(Extracted records)
━━━

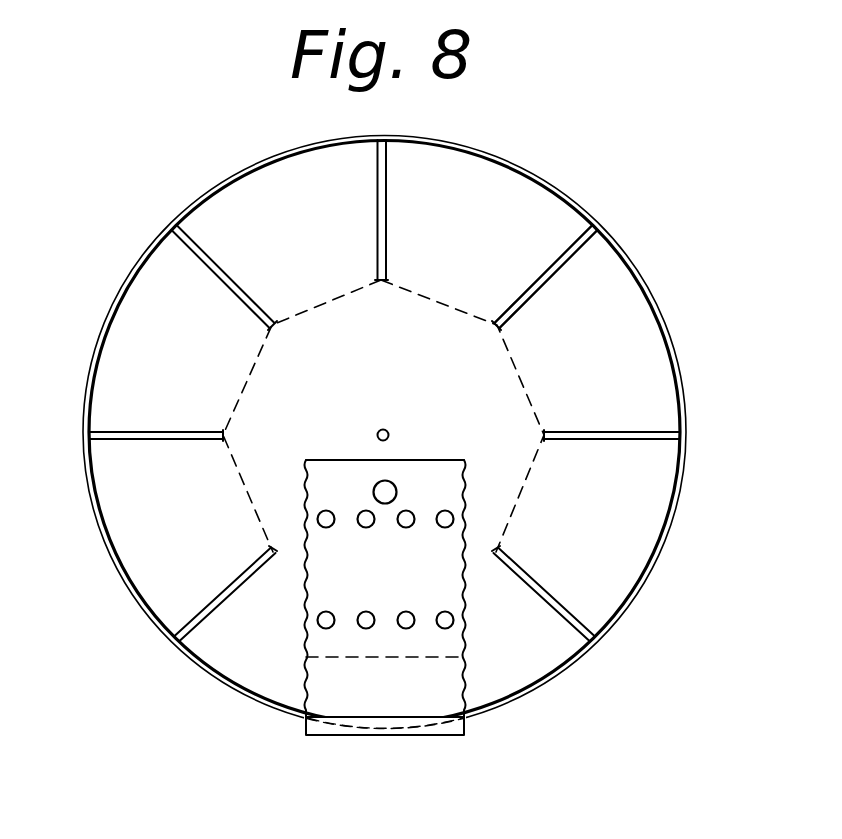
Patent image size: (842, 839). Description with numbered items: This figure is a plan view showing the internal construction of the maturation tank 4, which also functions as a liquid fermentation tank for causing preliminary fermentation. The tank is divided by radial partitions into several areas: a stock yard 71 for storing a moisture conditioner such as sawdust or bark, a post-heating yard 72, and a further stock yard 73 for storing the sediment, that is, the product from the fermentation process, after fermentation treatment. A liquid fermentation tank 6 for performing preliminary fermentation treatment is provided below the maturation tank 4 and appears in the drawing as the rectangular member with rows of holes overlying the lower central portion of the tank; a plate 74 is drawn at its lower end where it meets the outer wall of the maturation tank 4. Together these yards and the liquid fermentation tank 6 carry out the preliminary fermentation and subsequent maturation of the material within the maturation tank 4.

The maturation tank 4 is at (566, 177).
The liquid fermentation tank 6 is at (348, 694).
The stock yard 71 is at (145, 565).
The post-heating yard 72 is at (613, 593).
The stock yard 73 is at (607, 288).
The bottom plate 74 is at (467, 722).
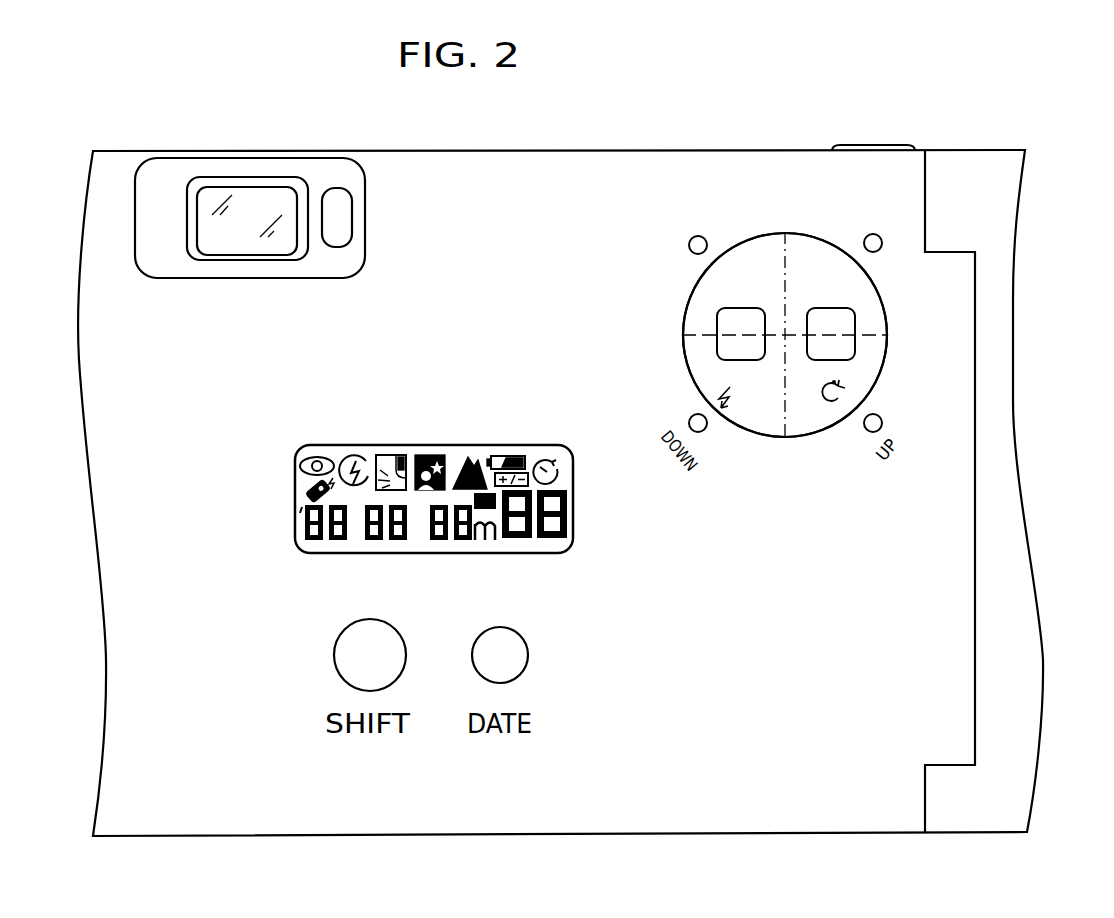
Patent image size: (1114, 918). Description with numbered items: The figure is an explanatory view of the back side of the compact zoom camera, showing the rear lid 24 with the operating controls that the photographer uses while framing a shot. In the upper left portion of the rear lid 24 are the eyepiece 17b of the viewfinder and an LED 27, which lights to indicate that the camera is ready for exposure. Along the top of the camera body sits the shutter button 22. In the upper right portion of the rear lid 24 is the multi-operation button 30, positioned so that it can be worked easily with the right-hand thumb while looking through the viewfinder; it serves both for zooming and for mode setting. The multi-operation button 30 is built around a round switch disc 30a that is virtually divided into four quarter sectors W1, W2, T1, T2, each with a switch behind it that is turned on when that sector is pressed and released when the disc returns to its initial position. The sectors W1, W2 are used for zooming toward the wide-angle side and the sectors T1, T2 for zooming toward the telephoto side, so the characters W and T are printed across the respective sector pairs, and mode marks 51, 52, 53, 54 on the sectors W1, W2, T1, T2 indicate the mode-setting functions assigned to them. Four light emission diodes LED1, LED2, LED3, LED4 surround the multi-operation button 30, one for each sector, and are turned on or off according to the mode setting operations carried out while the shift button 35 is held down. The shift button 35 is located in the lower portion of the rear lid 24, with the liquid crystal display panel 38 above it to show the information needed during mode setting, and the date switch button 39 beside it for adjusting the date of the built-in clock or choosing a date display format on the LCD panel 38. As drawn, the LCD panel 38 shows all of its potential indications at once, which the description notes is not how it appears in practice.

The eyepiece 17b is at (249, 197).
The LED 27 is at (337, 200).
The rear lid 24 is at (526, 195).
The shutter button 22 is at (870, 145).
The multi-operation button 30 is at (893, 309).
The round switch disc 30a is at (684, 325).
The mode mark 51 is at (718, 280).
The mode mark 52 is at (717, 393).
The mode mark 53 is at (858, 270).
The mode mark 54 is at (855, 384).
The liquid crystal display panel 38 is at (434, 445).
The shift button 35 is at (338, 636).
The date switch button 39 is at (528, 650).
The light emission diode LED1 is at (695, 236).
The light emission diode LED2 is at (705, 432).
The light emission diode LED3 is at (876, 234).
The light emission diode LED4 is at (880, 415).
The sector W1 is at (766, 250).
The sector T1 is at (813, 252).
The sector W2 is at (758, 413).
The sector T2 is at (814, 416).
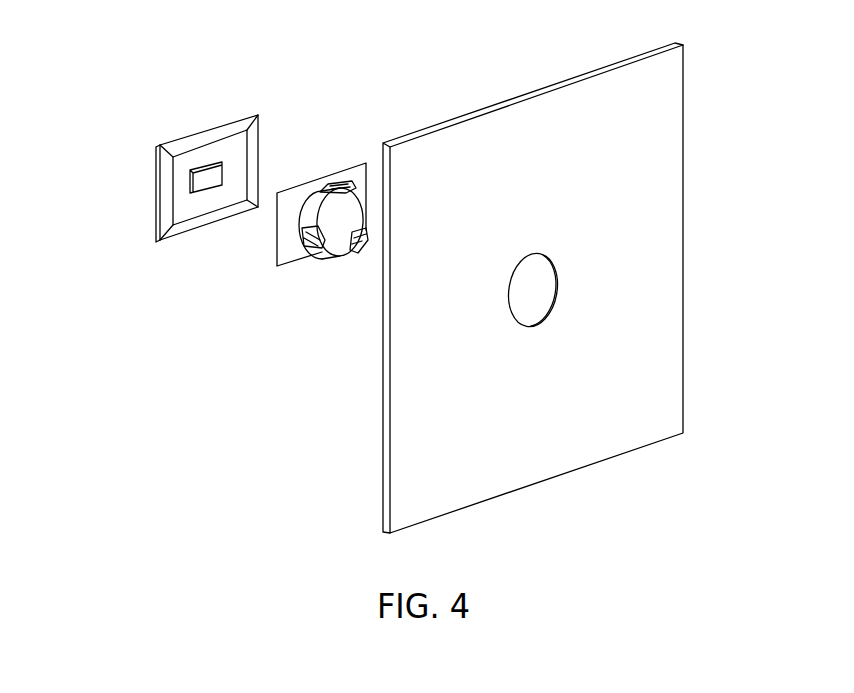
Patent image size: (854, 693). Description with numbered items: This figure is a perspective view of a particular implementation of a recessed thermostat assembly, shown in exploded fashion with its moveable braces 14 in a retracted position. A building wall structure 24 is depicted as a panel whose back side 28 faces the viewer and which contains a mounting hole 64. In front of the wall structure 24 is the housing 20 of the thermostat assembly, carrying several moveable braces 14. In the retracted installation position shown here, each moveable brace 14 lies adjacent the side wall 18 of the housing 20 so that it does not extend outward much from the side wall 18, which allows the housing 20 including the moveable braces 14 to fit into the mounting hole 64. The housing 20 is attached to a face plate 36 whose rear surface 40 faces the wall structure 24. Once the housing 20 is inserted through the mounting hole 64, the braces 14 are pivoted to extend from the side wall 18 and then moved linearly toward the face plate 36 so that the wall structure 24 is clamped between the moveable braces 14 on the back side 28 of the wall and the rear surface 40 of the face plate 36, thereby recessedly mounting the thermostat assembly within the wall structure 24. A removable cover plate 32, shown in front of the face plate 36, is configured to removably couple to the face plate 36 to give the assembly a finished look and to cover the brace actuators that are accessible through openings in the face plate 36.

The moveable brace 14 is at (352, 181).
The side wall 18 is at (311, 200).
The housing 20 is at (278, 244).
The building wall structure 24 is at (586, 288).
The back side of the wall 28 is at (613, 169).
The removable cover plate 32 is at (174, 165).
The face plate 36 is at (270, 245).
The rear surface of the face plate 40 is at (278, 223).
The mounting hole 64 is at (540, 286).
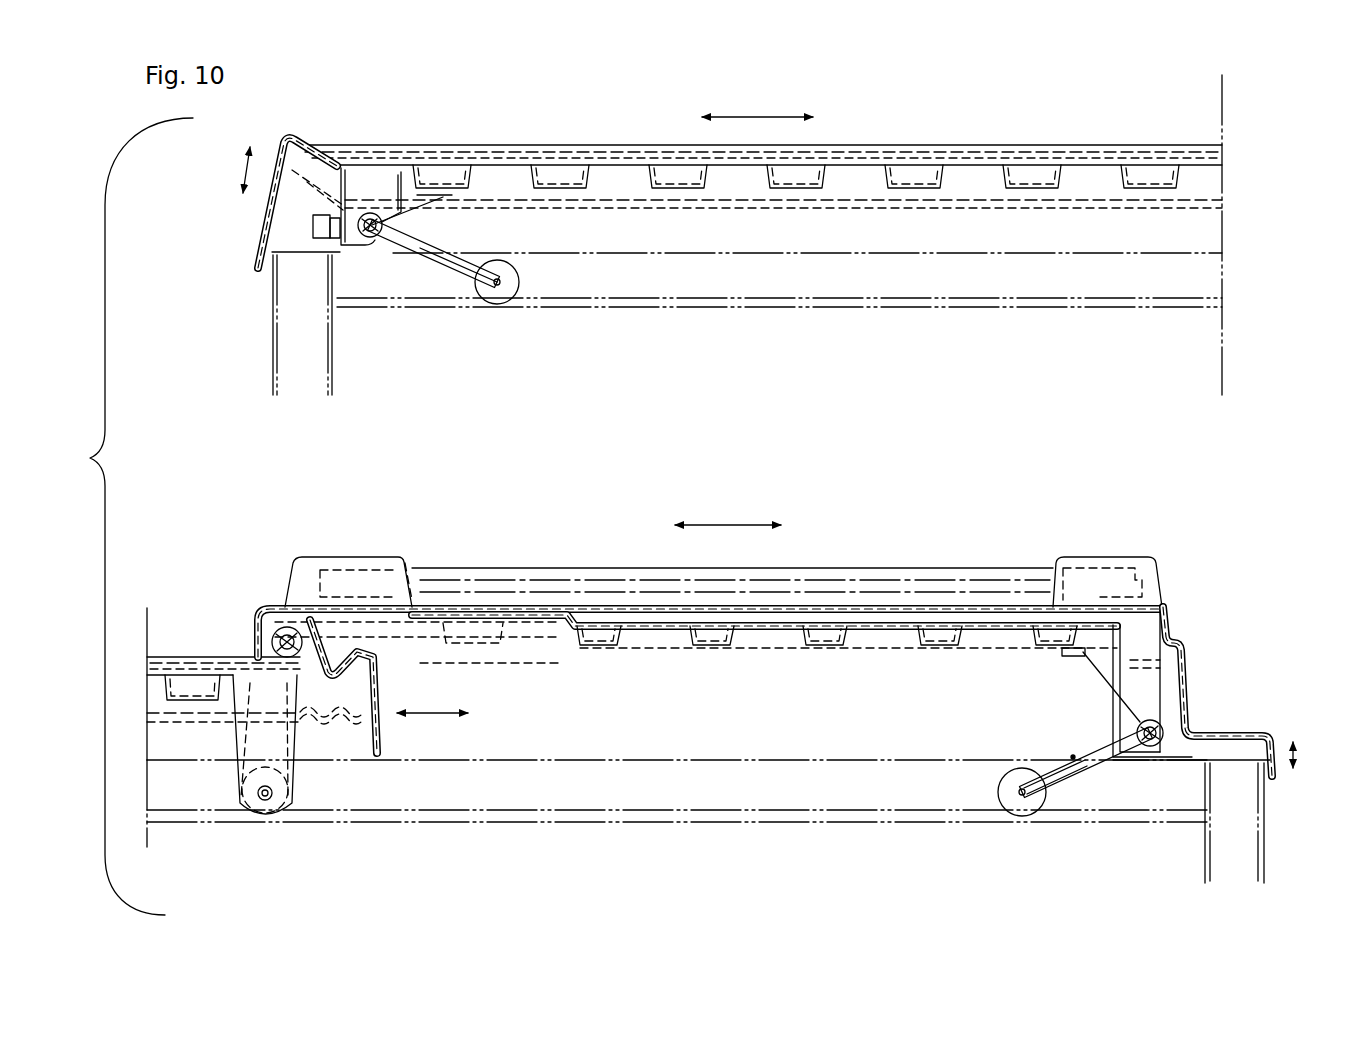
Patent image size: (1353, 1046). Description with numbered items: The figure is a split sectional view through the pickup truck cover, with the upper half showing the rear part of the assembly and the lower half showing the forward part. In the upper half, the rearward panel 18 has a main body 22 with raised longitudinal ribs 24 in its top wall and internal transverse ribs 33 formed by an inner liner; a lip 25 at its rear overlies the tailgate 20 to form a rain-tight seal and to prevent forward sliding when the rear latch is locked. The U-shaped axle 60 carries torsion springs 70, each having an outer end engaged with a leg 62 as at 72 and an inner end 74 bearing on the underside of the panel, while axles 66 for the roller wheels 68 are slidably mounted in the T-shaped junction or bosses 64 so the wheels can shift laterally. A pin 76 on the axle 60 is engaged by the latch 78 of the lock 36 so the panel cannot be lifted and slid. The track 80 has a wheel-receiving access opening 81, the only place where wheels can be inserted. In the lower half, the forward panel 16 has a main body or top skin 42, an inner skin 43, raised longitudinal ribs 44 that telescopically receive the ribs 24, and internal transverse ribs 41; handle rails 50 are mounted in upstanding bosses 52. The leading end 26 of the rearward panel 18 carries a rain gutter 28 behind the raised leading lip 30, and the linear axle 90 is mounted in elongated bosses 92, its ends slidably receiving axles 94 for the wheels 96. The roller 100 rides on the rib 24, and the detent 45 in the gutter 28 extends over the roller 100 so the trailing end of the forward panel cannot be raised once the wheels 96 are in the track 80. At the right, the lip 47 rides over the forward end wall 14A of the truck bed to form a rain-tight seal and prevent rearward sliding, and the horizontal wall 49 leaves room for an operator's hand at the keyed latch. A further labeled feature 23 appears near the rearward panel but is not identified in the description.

The forward end wall 14A is at (1262, 855).
The forward panel 16 is at (990, 612).
The rearward panel 18 is at (875, 160).
The tailgate 20 is at (268, 368).
The main body 22 is at (622, 165).
The slot 23 is at (628, 192).
The raised ribs 24 is at (478, 145).
The lip 25 is at (256, 266).
The leading end 26 is at (362, 658).
The rain gutter 28 is at (338, 668).
The raised leading lip 30 is at (300, 612).
The internal transverse ribs 33 is at (905, 193).
The lock 36 is at (312, 225).
The internal transverse ribs 41 is at (602, 648).
The main body 42 is at (805, 607).
The inner skin 43 is at (880, 640).
The raised longitudinal ribs 44 is at (605, 612).
The detent 45 is at (265, 612).
The lip 47 is at (1277, 773).
The horizontal wall 49 is at (1220, 736).
The handle rails 50 is at (440, 568).
The bosses 52 is at (352, 557).
The U-shaped axle 60 is at (372, 213).
The legs 62 is at (1060, 772).
The T-shaped junction 64 is at (521, 278).
The axles 66 is at (500, 287).
The roller wheels 68 is at (470, 288).
The torsion springs 70 is at (384, 223).
The outer end engagement 72 is at (438, 262).
The inner end 74 is at (446, 197).
The pin 76 is at (345, 215).
The latch 78 is at (338, 243).
The track 80 is at (840, 298).
The wheel-receiving access opening 81 is at (363, 250).
The axle 90 is at (272, 793).
The elongated bosses 92 is at (284, 770).
The axles 94 is at (266, 800).
The wheels 96 is at (240, 793).
The roller 100 is at (271, 632).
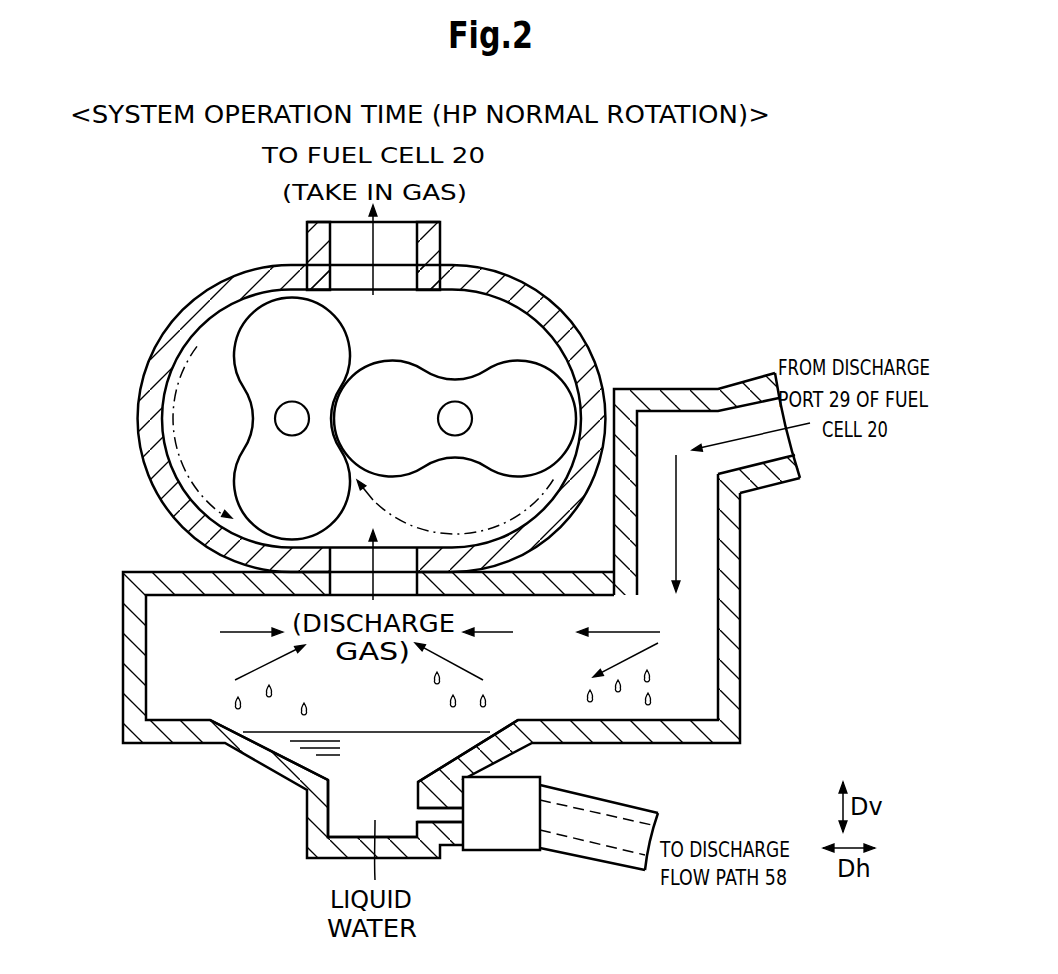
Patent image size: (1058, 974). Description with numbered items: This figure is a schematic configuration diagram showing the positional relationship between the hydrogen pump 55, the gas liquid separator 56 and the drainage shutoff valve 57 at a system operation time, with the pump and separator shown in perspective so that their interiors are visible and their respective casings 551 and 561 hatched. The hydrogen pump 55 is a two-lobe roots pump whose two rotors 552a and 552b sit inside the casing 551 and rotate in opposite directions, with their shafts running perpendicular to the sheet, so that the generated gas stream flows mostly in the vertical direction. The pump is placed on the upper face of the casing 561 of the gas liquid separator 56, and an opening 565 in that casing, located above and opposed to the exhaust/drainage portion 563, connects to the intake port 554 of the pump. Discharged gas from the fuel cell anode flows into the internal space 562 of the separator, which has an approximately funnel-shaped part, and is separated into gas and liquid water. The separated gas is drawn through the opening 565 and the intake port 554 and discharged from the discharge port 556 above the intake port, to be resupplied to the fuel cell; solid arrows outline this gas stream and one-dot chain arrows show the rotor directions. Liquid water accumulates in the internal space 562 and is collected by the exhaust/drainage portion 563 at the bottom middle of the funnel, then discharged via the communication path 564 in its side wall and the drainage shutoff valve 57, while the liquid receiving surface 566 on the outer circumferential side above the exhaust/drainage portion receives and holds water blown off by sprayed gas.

The hydrogen pump 55 is at (367, 388).
The casing 551 is at (200, 300).
The rotor 552a is at (240, 348).
The rotor 552b is at (555, 362).
The intake port 554 is at (333, 545).
The discharge port 556 is at (340, 280).
The opening 565 is at (335, 586).
The gas liquid separator 56 is at (680, 388).
The casing 561 is at (740, 727).
The internal space 562 is at (197, 628).
The liquid receiving surface 566 is at (188, 720).
The exhaust/drainage portion 563 is at (325, 820).
The communication path 564 is at (438, 818).
The drainage shutoff valve 57 is at (529, 857).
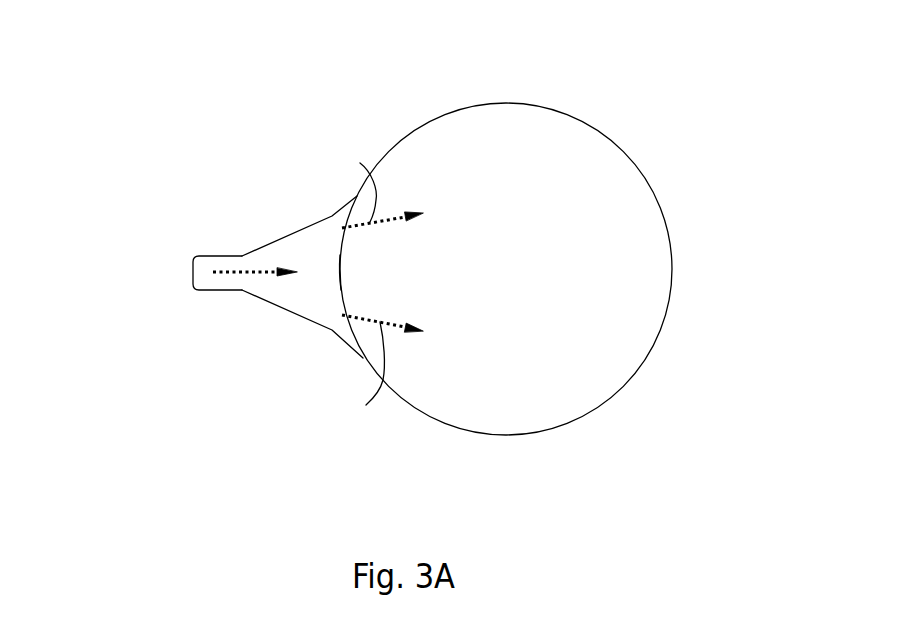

━━━

**WRITTEN EXERCISE**
Copy the records exactly from the start through the line that contains "The bottom plate 74 is at (467, 722).", including that line. Leave the pictures out of your answer.

**COMPLETED TASK**
Patent image size: (842, 839). Description with numbered items: This figure is a plan view showing the internal construction of the maturation tank 4, which also functions as a liquid fermentation tank for causing preliminary fermentation. The tank is divided by radial partitions into several areas: a stock yard 71 for storing a moisture conditioner such as sawdust or bark, a post-heating yard 72, and a further stock yard 73 for storing the sediment, that is, the product from the fermentation process, after fermentation treatment. A liquid fermentation tank 6 for performing preliminary fermentation treatment is provided below the maturation tank 4 and appears in the drawing as the rectangular member with rows of holes overlying the lower central portion of the tank; a plate 74 is drawn at its lower end where it meets the outer wall of the maturation tank 4. Together these yards and the liquid fermentation tank 6 carry out the preliminary fermentation and subsequent maturation of the material within the maturation tank 4.

The maturation tank 4 is at (566, 177).
The liquid fermentation tank 6 is at (348, 694).
The stock yard 71 is at (145, 565).
The post-heating yard 72 is at (613, 593).
The stock yard 73 is at (607, 288).
The bottom plate 74 is at (467, 722).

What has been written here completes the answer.